[BEGIN DATA]
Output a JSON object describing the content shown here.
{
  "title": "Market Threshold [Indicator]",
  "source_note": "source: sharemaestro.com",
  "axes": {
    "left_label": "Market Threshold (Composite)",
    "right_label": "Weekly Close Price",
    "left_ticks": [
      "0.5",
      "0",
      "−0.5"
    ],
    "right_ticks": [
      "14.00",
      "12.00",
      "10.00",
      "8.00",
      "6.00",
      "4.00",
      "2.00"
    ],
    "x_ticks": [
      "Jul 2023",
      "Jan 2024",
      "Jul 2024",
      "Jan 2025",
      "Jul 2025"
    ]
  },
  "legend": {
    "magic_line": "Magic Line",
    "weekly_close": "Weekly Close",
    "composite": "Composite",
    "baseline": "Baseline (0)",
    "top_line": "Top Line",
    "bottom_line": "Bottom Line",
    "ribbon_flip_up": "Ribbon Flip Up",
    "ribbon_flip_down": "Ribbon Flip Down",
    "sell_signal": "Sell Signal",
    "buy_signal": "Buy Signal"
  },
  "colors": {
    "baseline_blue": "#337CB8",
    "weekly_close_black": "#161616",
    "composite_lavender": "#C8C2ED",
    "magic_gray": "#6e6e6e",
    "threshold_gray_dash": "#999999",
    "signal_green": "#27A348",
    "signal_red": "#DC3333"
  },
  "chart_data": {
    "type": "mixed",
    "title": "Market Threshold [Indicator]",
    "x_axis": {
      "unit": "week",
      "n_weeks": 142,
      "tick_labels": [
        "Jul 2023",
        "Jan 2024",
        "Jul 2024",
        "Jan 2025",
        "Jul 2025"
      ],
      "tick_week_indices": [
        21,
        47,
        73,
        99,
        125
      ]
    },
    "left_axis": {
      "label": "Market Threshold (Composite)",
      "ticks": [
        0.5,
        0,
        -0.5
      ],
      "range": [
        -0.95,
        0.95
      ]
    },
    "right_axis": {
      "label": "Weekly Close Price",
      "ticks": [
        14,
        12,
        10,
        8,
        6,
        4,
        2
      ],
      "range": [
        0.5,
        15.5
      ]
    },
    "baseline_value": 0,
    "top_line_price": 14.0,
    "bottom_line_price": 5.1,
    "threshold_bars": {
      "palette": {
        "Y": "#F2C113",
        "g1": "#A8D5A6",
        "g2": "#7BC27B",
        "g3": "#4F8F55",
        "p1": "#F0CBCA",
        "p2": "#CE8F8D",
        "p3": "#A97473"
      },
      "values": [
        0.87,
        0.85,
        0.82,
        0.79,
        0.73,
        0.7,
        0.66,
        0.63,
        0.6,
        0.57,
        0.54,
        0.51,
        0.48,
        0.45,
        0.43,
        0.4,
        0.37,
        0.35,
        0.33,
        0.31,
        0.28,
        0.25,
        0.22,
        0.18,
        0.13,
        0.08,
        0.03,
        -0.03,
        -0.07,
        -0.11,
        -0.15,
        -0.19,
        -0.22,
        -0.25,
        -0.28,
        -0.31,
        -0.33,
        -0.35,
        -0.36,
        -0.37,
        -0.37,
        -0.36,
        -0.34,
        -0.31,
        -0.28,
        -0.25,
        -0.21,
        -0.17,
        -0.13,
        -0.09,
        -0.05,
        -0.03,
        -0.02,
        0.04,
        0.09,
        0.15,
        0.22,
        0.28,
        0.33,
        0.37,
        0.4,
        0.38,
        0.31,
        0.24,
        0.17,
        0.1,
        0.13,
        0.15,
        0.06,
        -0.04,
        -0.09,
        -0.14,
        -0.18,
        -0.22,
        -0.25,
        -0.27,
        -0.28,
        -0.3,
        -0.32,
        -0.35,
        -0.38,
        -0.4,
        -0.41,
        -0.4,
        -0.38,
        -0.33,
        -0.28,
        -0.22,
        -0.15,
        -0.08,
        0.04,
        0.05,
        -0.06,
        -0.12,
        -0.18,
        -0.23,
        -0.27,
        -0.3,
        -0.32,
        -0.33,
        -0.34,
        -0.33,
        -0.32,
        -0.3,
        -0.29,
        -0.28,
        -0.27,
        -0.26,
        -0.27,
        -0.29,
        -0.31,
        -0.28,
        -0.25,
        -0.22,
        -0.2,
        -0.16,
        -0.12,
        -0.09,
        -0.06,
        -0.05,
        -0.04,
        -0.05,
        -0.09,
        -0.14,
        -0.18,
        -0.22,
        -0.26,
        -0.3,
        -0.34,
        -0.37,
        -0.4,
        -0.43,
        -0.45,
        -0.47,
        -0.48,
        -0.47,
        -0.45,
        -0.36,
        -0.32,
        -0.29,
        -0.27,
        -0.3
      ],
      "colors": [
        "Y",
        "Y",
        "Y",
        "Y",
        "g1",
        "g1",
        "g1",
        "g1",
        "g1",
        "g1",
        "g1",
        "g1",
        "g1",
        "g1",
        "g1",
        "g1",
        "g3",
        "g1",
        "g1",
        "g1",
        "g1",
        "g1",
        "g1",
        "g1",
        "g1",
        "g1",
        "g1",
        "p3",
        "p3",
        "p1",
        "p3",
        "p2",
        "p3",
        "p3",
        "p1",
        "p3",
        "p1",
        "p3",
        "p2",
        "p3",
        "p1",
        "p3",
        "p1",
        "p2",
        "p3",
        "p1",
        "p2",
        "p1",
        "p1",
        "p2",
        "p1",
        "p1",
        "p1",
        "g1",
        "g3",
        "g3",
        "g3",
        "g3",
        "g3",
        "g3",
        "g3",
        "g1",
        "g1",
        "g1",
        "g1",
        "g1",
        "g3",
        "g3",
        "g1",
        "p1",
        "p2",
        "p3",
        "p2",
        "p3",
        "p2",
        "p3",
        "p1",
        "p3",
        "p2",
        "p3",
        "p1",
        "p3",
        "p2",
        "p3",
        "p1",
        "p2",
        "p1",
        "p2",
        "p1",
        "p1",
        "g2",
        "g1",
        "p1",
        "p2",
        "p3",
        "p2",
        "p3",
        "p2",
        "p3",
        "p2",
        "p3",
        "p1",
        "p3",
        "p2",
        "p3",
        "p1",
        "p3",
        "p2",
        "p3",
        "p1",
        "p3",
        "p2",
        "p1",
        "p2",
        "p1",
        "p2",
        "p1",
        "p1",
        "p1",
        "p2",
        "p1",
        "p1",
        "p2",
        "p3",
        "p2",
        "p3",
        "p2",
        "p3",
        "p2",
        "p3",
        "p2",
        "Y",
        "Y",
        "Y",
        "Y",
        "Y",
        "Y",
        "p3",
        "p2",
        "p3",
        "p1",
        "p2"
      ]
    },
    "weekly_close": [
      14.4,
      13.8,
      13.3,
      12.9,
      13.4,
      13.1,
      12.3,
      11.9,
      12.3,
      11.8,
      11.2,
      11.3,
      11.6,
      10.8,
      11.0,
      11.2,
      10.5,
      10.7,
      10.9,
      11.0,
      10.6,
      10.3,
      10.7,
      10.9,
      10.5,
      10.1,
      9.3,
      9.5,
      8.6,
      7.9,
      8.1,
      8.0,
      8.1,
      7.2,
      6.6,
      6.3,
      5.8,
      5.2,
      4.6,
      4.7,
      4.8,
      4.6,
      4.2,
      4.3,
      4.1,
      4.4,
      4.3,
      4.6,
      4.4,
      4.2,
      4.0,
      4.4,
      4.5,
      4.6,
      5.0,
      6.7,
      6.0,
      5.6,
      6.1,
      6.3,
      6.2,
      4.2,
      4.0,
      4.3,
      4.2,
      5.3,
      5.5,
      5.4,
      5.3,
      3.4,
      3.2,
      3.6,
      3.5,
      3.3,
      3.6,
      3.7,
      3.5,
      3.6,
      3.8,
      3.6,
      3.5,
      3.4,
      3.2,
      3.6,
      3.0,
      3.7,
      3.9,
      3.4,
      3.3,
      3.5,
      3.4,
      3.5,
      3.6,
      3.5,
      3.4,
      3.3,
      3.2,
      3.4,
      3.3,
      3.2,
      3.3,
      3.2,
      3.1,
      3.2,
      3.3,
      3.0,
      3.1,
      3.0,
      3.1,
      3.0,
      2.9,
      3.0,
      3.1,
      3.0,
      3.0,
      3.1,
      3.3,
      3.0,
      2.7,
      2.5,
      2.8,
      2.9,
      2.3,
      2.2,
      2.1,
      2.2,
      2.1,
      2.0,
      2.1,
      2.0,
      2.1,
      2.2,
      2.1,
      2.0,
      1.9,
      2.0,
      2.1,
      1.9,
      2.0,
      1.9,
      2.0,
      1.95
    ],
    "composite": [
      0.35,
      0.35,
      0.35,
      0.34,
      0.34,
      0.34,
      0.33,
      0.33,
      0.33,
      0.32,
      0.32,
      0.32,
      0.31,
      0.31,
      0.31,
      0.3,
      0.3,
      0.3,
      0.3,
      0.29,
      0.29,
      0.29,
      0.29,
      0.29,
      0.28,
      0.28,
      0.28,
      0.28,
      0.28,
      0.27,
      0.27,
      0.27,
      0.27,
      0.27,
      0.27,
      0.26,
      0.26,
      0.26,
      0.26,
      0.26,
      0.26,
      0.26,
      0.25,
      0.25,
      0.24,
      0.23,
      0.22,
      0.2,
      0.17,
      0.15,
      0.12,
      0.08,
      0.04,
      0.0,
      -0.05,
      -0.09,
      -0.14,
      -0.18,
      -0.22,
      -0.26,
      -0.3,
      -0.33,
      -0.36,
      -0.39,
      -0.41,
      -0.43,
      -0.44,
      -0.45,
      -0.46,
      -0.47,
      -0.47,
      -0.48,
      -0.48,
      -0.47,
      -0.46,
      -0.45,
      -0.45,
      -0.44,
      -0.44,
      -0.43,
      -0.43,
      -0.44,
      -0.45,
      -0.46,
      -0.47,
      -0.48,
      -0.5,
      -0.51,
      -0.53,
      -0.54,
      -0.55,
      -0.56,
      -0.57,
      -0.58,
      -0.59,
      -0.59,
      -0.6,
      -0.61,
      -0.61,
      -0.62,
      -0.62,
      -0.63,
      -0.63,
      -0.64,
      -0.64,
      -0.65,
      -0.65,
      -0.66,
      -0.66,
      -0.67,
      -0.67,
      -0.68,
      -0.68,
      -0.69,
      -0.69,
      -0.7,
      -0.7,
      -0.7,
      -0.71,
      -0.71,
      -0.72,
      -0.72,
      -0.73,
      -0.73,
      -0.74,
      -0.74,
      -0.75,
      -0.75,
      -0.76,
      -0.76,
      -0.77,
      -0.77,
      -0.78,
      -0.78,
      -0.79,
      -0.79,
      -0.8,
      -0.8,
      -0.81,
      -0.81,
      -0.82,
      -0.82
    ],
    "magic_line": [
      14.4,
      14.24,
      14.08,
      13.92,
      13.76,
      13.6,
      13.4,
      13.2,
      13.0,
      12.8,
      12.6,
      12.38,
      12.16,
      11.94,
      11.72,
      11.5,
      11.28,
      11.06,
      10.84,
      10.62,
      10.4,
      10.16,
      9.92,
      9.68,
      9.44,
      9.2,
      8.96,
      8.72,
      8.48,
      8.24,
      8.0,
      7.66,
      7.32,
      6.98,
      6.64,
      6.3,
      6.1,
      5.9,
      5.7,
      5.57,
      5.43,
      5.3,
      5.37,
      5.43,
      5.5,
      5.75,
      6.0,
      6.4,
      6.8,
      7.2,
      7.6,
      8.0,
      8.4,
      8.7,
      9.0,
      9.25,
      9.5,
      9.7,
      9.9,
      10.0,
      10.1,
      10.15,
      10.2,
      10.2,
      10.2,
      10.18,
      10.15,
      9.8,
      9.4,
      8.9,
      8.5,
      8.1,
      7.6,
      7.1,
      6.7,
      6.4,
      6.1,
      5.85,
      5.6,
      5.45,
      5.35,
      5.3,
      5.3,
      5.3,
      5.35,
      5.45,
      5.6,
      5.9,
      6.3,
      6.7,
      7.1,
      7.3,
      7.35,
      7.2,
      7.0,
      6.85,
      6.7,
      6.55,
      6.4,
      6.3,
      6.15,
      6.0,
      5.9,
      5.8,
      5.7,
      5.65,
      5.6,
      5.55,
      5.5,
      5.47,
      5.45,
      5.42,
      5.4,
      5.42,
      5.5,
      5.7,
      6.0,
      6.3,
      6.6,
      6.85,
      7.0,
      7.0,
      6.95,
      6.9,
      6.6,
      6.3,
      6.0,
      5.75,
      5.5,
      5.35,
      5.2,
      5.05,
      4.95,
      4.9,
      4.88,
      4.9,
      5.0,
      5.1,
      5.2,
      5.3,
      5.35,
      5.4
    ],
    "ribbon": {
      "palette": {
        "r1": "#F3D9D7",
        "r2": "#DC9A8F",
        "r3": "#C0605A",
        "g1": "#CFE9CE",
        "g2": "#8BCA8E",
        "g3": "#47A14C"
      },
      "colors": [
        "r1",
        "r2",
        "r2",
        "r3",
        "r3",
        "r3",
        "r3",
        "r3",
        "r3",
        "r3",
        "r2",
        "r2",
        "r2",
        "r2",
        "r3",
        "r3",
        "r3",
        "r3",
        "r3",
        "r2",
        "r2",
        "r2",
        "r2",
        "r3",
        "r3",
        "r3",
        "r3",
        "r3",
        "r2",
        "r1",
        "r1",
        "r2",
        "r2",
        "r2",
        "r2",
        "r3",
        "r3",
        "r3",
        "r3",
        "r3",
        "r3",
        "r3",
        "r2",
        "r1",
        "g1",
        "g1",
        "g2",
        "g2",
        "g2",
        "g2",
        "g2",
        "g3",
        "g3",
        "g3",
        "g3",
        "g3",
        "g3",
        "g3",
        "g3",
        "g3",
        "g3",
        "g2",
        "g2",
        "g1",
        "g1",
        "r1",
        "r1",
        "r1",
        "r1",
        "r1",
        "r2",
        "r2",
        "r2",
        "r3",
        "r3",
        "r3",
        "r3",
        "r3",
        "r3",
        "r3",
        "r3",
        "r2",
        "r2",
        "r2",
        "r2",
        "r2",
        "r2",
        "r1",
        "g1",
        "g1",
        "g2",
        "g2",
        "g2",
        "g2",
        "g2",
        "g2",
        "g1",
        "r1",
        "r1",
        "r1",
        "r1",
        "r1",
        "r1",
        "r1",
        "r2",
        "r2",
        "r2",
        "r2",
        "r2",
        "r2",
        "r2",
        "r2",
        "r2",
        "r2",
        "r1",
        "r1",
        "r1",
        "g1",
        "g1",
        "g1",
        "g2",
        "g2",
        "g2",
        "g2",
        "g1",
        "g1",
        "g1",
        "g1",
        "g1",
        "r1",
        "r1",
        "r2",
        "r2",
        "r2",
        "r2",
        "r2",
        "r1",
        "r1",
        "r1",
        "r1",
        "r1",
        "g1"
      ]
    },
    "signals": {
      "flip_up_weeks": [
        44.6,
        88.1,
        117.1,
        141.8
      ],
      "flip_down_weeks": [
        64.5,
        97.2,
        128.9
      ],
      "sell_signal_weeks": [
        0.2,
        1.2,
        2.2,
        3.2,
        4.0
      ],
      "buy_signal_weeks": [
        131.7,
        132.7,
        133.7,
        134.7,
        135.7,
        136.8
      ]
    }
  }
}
[END DATA]
_WORK TO COMPLETE_
Report how many lines in the data contain the word "Market", with no words besides the number.

_THE RESPONSE_
4